__Short exercise__: Where a line contains the word "Steel", copy that line in full.

Raw records:
** START **
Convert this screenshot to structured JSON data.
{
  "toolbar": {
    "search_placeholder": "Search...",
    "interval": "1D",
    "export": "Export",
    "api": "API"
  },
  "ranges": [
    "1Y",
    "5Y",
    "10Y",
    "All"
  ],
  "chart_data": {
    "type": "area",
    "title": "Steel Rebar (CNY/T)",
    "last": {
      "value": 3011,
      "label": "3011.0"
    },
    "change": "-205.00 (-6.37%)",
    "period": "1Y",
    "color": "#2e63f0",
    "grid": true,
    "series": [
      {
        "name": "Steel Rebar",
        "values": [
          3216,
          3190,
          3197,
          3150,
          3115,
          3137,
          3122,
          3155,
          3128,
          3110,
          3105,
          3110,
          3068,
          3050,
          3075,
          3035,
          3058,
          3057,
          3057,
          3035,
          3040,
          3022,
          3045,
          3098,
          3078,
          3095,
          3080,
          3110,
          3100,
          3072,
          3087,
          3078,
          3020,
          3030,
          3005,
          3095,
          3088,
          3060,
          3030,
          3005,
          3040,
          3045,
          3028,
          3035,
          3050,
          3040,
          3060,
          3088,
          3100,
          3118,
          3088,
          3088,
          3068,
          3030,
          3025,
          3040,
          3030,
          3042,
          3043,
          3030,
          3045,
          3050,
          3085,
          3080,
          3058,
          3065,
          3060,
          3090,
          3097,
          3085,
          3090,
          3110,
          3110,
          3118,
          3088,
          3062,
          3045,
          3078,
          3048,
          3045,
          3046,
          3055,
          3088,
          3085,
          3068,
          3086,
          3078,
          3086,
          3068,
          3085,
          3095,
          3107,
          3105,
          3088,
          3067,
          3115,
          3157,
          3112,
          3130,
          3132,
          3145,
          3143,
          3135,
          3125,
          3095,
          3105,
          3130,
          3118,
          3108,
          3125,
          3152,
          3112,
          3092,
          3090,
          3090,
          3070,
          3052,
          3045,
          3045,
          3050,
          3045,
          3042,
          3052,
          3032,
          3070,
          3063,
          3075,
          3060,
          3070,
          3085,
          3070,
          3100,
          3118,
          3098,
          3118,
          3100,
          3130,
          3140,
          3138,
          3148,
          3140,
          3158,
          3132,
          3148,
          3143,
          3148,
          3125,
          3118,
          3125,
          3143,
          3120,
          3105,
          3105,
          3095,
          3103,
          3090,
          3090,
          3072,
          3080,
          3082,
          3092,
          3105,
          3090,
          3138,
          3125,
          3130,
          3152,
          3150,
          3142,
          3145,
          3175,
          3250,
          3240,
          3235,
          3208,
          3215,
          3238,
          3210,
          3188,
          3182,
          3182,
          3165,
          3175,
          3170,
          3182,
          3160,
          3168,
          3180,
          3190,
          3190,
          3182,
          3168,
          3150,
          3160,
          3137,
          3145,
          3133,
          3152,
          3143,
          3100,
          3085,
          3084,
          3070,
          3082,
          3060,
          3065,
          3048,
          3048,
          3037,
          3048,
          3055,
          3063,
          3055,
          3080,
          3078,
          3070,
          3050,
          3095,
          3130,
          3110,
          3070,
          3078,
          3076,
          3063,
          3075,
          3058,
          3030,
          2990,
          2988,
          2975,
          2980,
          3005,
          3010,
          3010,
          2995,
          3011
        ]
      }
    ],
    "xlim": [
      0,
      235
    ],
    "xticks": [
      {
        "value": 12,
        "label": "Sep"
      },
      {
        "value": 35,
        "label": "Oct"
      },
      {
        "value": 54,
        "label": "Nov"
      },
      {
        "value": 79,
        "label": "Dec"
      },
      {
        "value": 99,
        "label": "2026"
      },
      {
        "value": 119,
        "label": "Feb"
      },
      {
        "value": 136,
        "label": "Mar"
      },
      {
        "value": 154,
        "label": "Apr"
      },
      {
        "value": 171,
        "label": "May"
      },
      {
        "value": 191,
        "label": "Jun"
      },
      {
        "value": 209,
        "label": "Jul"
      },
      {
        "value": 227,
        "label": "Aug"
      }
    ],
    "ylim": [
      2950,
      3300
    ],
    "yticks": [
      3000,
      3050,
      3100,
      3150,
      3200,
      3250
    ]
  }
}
** END **
** START **
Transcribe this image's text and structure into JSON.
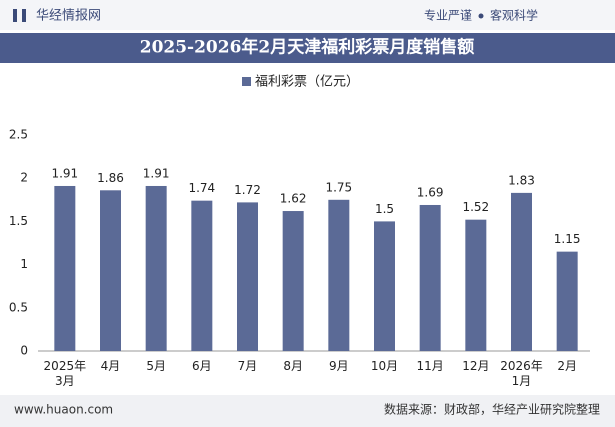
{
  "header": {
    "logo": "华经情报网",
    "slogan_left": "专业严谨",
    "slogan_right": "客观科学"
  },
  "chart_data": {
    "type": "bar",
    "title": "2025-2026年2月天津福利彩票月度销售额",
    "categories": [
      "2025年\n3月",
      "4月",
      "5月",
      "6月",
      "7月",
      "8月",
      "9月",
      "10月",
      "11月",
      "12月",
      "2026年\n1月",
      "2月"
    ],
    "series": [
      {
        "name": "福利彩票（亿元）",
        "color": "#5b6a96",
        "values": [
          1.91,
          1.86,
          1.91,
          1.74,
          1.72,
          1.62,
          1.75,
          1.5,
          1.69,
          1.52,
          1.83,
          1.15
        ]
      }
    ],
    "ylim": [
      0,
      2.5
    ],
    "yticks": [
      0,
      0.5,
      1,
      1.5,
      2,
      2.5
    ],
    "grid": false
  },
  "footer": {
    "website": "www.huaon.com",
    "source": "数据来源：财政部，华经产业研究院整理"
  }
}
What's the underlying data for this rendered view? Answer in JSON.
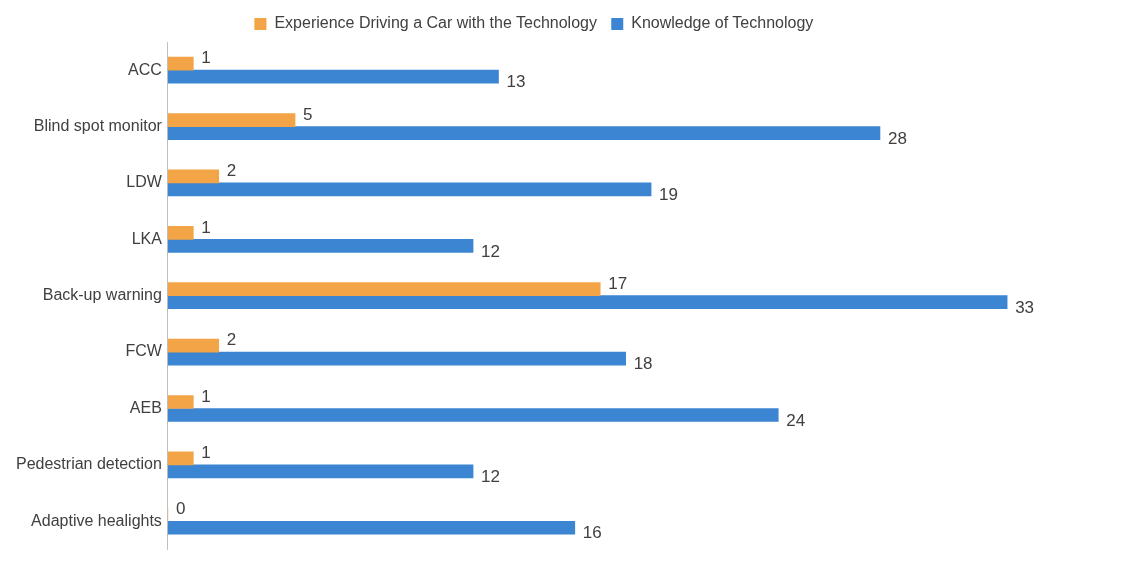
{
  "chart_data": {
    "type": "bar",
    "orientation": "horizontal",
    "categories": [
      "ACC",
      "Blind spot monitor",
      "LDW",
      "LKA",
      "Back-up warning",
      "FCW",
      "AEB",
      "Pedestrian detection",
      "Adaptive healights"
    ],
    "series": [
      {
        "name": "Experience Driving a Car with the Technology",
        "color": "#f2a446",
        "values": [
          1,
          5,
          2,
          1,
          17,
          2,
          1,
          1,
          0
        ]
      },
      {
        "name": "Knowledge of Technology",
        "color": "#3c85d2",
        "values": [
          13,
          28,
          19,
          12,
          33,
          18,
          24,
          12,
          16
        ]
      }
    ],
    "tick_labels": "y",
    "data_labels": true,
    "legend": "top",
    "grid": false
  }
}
** END **
** START **
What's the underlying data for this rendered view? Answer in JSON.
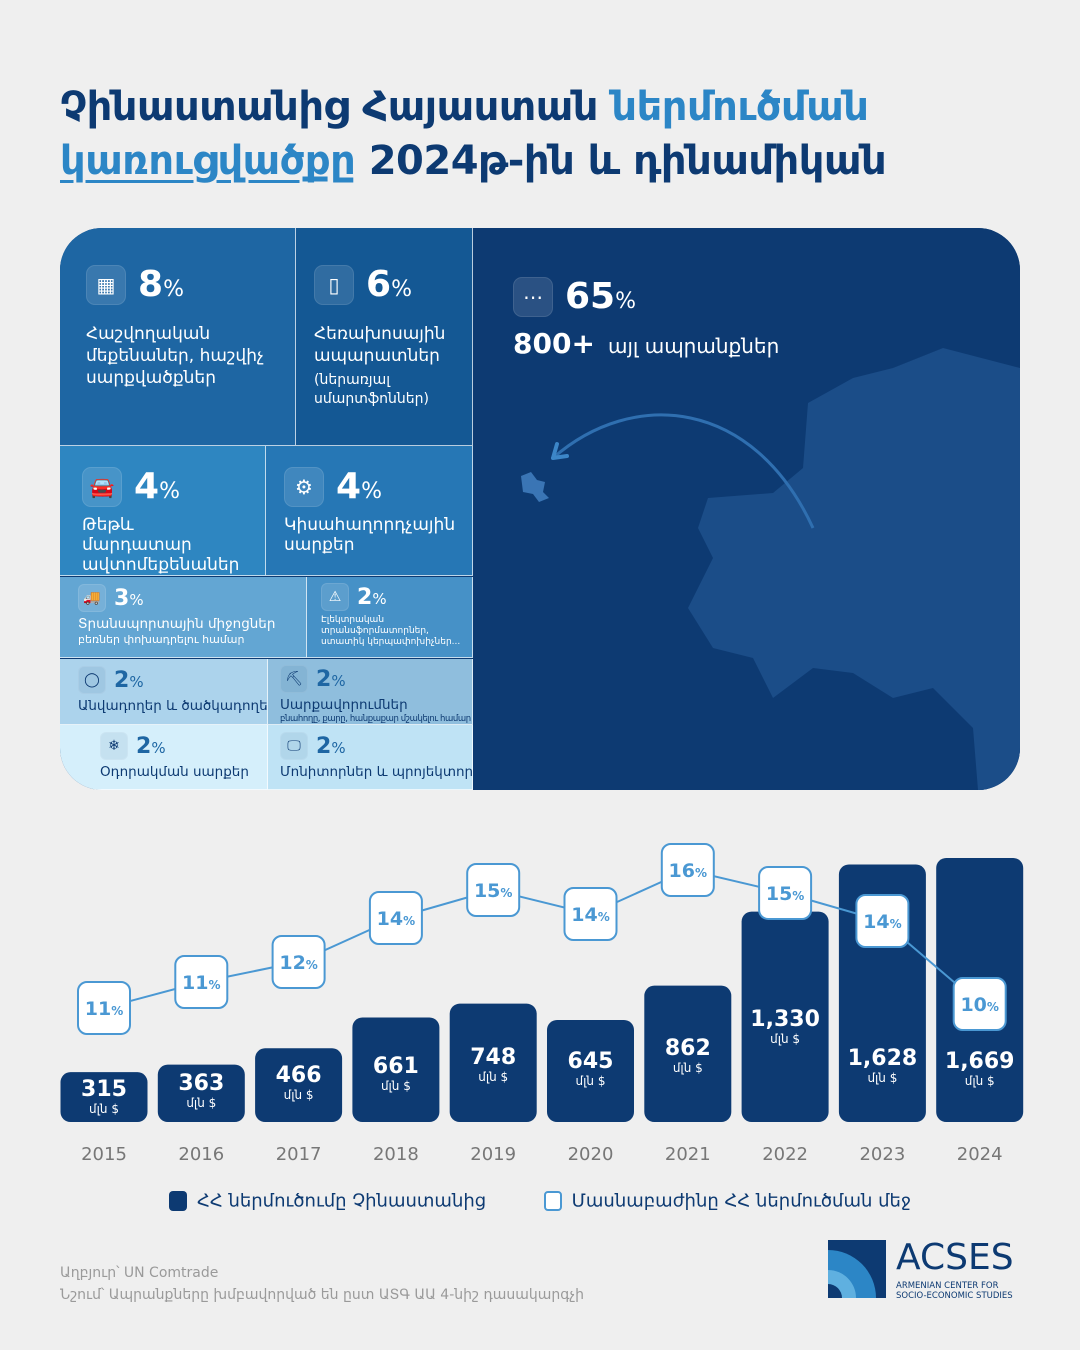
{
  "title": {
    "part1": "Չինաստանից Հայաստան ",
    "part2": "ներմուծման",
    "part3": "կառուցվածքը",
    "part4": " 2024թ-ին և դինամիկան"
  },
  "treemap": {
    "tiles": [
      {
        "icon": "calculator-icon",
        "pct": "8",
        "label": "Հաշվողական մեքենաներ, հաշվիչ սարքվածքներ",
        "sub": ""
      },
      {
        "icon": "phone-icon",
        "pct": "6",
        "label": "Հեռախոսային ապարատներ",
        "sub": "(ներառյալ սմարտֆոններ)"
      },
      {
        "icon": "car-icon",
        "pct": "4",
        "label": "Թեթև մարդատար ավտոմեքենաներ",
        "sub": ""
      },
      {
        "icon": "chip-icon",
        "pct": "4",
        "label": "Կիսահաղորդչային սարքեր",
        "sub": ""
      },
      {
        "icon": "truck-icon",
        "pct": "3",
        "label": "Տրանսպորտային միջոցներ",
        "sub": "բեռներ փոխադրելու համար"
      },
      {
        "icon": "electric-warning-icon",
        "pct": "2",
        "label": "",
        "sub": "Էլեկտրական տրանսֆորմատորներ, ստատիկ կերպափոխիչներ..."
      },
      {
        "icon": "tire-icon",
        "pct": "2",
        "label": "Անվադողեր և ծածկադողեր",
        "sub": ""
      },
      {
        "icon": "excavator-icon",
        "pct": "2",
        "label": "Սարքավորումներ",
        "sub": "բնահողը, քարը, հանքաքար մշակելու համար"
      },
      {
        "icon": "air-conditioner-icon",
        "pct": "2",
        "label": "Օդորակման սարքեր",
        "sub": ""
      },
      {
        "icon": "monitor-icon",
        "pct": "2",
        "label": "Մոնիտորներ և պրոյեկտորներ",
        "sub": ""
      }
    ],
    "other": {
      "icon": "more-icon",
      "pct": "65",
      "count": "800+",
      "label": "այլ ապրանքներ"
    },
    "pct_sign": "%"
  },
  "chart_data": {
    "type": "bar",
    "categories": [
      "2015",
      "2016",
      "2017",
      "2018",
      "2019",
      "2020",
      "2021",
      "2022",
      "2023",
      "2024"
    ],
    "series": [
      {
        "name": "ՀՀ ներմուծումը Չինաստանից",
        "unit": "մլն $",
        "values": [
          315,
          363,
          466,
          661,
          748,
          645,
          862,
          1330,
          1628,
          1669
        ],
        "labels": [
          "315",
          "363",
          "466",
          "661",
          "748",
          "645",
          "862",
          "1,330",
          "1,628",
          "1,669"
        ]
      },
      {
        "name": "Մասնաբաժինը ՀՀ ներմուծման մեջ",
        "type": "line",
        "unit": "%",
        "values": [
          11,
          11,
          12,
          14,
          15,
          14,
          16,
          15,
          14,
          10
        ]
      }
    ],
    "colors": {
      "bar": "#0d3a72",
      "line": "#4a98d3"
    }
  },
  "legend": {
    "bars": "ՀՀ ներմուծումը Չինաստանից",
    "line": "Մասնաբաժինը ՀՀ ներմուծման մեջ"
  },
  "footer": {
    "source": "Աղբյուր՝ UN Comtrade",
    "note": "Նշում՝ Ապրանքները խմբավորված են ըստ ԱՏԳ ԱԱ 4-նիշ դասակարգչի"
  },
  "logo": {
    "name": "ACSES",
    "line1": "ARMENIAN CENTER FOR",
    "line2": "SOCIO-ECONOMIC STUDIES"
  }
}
** END **
__Written answer__:
    "title": "Steel Rebar (CNY/T)",
        "name": "Steel Rebar",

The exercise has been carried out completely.